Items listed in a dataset
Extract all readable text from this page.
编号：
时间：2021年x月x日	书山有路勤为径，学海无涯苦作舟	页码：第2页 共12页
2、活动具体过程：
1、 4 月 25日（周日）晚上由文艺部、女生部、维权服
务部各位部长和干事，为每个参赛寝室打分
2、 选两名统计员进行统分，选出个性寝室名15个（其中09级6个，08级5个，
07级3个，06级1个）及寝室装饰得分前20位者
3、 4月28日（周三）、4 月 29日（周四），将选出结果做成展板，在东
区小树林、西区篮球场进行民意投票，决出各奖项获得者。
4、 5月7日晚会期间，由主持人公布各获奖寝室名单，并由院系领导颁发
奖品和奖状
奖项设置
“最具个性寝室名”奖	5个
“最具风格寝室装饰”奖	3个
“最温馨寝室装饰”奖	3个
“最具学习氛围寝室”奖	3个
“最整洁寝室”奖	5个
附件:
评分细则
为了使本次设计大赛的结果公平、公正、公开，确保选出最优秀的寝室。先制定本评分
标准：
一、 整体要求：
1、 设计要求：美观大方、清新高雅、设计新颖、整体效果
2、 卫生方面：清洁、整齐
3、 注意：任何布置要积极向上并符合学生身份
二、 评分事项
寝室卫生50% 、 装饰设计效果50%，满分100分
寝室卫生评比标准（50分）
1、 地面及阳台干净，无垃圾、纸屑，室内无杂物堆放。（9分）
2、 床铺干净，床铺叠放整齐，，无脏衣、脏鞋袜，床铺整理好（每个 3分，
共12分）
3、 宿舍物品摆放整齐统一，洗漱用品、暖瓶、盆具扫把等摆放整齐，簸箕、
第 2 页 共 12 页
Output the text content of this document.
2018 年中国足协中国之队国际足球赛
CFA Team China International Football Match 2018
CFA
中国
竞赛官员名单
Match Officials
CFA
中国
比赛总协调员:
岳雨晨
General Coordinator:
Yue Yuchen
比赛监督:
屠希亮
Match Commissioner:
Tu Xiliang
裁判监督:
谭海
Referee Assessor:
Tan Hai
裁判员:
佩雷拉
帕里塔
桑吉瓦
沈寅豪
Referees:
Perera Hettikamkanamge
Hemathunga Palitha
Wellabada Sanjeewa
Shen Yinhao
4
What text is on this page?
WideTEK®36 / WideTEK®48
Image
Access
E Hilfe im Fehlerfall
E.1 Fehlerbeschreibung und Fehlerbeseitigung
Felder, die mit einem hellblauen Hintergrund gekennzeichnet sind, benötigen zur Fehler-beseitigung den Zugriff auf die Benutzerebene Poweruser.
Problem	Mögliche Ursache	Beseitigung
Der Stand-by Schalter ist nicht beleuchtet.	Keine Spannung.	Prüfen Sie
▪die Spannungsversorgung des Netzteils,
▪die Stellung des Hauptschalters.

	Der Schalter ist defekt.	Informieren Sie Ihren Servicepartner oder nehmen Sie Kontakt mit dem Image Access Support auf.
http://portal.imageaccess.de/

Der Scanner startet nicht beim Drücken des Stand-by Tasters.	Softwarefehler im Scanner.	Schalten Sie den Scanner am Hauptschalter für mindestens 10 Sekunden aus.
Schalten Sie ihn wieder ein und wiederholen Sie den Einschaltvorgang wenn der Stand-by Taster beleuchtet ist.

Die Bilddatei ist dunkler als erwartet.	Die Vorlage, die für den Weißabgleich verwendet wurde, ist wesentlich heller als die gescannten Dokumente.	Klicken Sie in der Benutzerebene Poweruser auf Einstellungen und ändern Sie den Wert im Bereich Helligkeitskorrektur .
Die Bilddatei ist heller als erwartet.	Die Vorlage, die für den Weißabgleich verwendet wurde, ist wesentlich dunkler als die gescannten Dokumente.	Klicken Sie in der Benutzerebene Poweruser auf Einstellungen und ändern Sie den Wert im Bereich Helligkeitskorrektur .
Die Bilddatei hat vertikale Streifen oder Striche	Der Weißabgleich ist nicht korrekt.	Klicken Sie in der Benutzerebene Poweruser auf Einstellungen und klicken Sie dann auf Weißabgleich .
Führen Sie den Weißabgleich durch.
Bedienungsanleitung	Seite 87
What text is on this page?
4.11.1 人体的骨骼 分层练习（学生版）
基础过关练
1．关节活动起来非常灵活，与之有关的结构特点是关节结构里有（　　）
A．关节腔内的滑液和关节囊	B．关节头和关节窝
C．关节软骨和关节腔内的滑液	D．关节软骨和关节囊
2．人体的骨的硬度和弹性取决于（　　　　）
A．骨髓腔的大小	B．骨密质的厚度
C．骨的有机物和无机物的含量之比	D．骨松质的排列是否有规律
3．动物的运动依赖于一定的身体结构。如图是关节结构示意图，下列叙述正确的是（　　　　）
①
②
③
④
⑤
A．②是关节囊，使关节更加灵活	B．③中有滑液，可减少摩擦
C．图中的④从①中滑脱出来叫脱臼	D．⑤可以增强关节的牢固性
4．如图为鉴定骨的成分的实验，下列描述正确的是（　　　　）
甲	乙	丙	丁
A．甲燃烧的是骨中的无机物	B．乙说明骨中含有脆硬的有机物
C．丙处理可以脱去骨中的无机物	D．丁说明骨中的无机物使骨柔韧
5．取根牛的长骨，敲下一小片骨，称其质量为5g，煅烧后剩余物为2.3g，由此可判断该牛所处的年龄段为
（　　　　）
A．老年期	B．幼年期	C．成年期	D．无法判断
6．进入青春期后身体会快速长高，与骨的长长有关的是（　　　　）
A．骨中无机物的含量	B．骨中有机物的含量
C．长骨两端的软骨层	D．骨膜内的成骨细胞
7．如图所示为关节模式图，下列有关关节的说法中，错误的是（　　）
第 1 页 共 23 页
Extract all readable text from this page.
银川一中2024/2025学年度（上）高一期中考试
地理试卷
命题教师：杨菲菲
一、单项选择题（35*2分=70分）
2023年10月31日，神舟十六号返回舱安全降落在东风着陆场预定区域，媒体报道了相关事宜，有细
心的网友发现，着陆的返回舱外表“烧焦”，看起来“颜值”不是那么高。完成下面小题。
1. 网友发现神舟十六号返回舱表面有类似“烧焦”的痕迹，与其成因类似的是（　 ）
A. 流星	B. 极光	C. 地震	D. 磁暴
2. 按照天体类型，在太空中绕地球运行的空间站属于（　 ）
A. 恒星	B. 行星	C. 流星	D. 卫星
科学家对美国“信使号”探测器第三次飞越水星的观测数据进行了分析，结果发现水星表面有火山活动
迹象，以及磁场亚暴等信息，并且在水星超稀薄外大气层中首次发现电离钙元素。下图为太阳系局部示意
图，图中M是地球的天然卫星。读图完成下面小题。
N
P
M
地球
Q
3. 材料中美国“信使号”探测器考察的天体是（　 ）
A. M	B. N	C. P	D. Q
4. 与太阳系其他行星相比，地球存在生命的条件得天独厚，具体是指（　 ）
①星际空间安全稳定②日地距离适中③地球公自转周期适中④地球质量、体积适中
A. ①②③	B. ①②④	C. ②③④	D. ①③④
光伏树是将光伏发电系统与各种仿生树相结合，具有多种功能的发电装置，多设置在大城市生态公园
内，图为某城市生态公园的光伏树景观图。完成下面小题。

▸ **EXERCISE DESCRIPTION**
From the first line to the last, retype the data exactly.

▸ **TASK RESULT**
Extract all readable text from this page.
编号：
时间：2021年x月x日	书山有路勤为径，学海无涯苦作舟	页码：第2页 共12页
2、活动具体过程：
1、 4 月 25日（周日）晚上由文艺部、女生部、维权服
务部各位部长和干事，为每个参赛寝室打分
2、 选两名统计员进行统分，选出个性寝室名15个（其中09级6个，08级5个，
07级3个，06级1个）及寝室装饰得分前20位者
3、 4月28日（周三）、4 月 29日（周四），将选出结果做成展板，在东
区小树林、西区篮球场进行民意投票，决出各奖项获得者。
4、 5月7日晚会期间，由主持人公布各获奖寝室名单，并由院系领导颁发
奖品和奖状
奖项设置
“最具个性寝室名”奖	5个
“最具风格寝室装饰”奖	3个
“最温馨寝室装饰”奖	3个
“最具学习氛围寝室”奖	3个
“最整洁寝室”奖	5个
附件:
评分细则
为了使本次设计大赛的结果公平、公正、公开，确保选出最优秀的寝室。先制定本评分
标准：
一、 整体要求：
1、 设计要求：美观大方、清新高雅、设计新颖、整体效果
2、 卫生方面：清洁、整齐
3、 注意：任何布置要积极向上并符合学生身份
二、 评分事项
寝室卫生50% 、 装饰设计效果50%，满分100分
寝室卫生评比标准（50分）
1、 地面及阳台干净，无垃圾、纸屑，室内无杂物堆放。（9分）
2、 床铺干净，床铺叠放整齐，，无脏衣、脏鞋袜，床铺整理好（每个 3分，
共12分）
3、 宿舍物品摆放整齐统一，洗漱用品、暖瓶、盆具扫把等摆放整齐，簸箕、
第 2 页 共 12 页
Output the text content of this document.
2018 年中国足协中国之队国际足球赛
CFA Team China International Football Match 2018
CFA
中国
竞赛官员名单
Match Officials
CFA
中国
比赛总协调员:
岳雨晨
General Coordinator:
Yue Yuchen
比赛监督:
屠希亮
Match Commissioner:
Tu Xiliang
裁判监督:
谭海
Referee Assessor:
Tan Hai
裁判员:
佩雷拉
帕里塔
桑吉瓦
沈寅豪
Referees:
Perera Hettikamkanamge
Hemathunga Palitha
Wellabada Sanjeewa
Shen Yinhao
4
What text is on this page?
WideTEK®36 / WideTEK®48
Image
Access
E Hilfe im Fehlerfall
E.1 Fehlerbeschreibung und Fehlerbeseitigung
Felder, die mit einem hellblauen Hintergrund gekennzeichnet sind, benötigen zur Fehler-beseitigung den Zugriff auf die Benutzerebene Poweruser.
Problem	Mögliche Ursache	Beseitigung
Der Stand-by Schalter ist nicht beleuchtet.	Keine Spannung.	Prüfen Sie
▪die Spannungsversorgung des Netzteils,
▪die Stellung des Hauptschalters.

	Der Schalter ist defekt.	Informieren Sie Ihren Servicepartner oder nehmen Sie Kontakt mit dem Image Access Support auf.
http://portal.imageaccess.de/

Der Scanner startet nicht beim Drücken des Stand-by Tasters.	Softwarefehler im Scanner.	Schalten Sie den Scanner am Hauptschalter für mindestens 10 Sekunden aus.
Schalten Sie ihn wieder ein und wiederholen Sie den Einschaltvorgang wenn der Stand-by Taster beleuchtet ist.

Die Bilddatei ist dunkler als erwartet.	Die Vorlage, die für den Weißabgleich verwendet wurde, ist wesentlich heller als die gescannten Dokumente.	Klicken Sie in der Benutzerebene Poweruser auf Einstellungen und ändern Sie den Wert im Bereich Helligkeitskorrektur .
Die Bilddatei ist heller als erwartet.	Die Vorlage, die für den Weißabgleich verwendet wurde, ist wesentlich dunkler als die gescannten Dokumente.	Klicken Sie in der Benutzerebene Poweruser auf Einstellungen und ändern Sie den Wert im Bereich Helligkeitskorrektur .
Die Bilddatei hat vertikale Streifen oder Striche	Der Weißabgleich ist nicht korrekt.	Klicken Sie in der Benutzerebene Poweruser auf Einstellungen und klicken Sie dann auf Weißabgleich .
Führen Sie den Weißabgleich durch.
Bedienungsanleitung	Seite 87
What text is on this page?
4.11.1 人体的骨骼 分层练习（学生版）
基础过关练
1．关节活动起来非常灵活，与之有关的结构特点是关节结构里有（　　）
A．关节腔内的滑液和关节囊	B．关节头和关节窝
C．关节软骨和关节腔内的滑液	D．关节软骨和关节囊
2．人体的骨的硬度和弹性取决于（　　　　）
A．骨髓腔的大小	B．骨密质的厚度
C．骨的有机物和无机物的含量之比	D．骨松质的排列是否有规律
3．动物的运动依赖于一定的身体结构。如图是关节结构示意图，下列叙述正确的是（　　　　）
①
②
③
④
⑤
A．②是关节囊，使关节更加灵活	B．③中有滑液，可减少摩擦
C．图中的④从①中滑脱出来叫脱臼	D．⑤可以增强关节的牢固性
4．如图为鉴定骨的成分的实验，下列描述正确的是（　　　　）
甲	乙	丙	丁
A．甲燃烧的是骨中的无机物	B．乙说明骨中含有脆硬的有机物
C．丙处理可以脱去骨中的无机物	D．丁说明骨中的无机物使骨柔韧
5．取根牛的长骨，敲下一小片骨，称其质量为5g，煅烧后剩余物为2.3g，由此可判断该牛所处的年龄段为
（　　　　）
A．老年期	B．幼年期	C．成年期	D．无法判断
6．进入青春期后身体会快速长高，与骨的长长有关的是（　　　　）
A．骨中无机物的含量	B．骨中有机物的含量
C．长骨两端的软骨层	D．骨膜内的成骨细胞
7．如图所示为关节模式图，下列有关关节的说法中，错误的是（　　）
第 1 页 共 23 页
Extract all readable text from this page.
银川一中2024/2025学年度（上）高一期中考试
地理试卷
命题教师：杨菲菲
一、单项选择题（35*2分=70分）
2023年10月31日，神舟十六号返回舱安全降落在东风着陆场预定区域，媒体报道了相关事宜，有细
心的网友发现，着陆的返回舱外表“烧焦”，看起来“颜值”不是那么高。完成下面小题。
1. 网友发现神舟十六号返回舱表面有类似“烧焦”的痕迹，与其成因类似的是（　 ）
A. 流星	B. 极光	C. 地震	D. 磁暴
2. 按照天体类型，在太空中绕地球运行的空间站属于（　 ）
A. 恒星	B. 行星	C. 流星	D. 卫星
科学家对美国“信使号”探测器第三次飞越水星的观测数据进行了分析，结果发现水星表面有火山活动
迹象，以及磁场亚暴等信息，并且在水星超稀薄外大气层中首次发现电离钙元素。下图为太阳系局部示意
图，图中M是地球的天然卫星。读图完成下面小题。
N
P
M
地球
Q
3. 材料中美国“信使号”探测器考察的天体是（　 ）
A. M	B. N	C. P	D. Q
4. 与太阳系其他行星相比，地球存在生命的条件得天独厚，具体是指（　 ）
①星际空间安全稳定②日地距离适中③地球公自转周期适中④地球质量、体积适中
A. ①②③	B. ①②④	C. ②③④	D. ①③④
光伏树是将光伏发电系统与各种仿生树相结合，具有多种功能的发电装置，多设置在大城市生态公园
内，图为某城市生态公园的光伏树景观图。完成下面小题。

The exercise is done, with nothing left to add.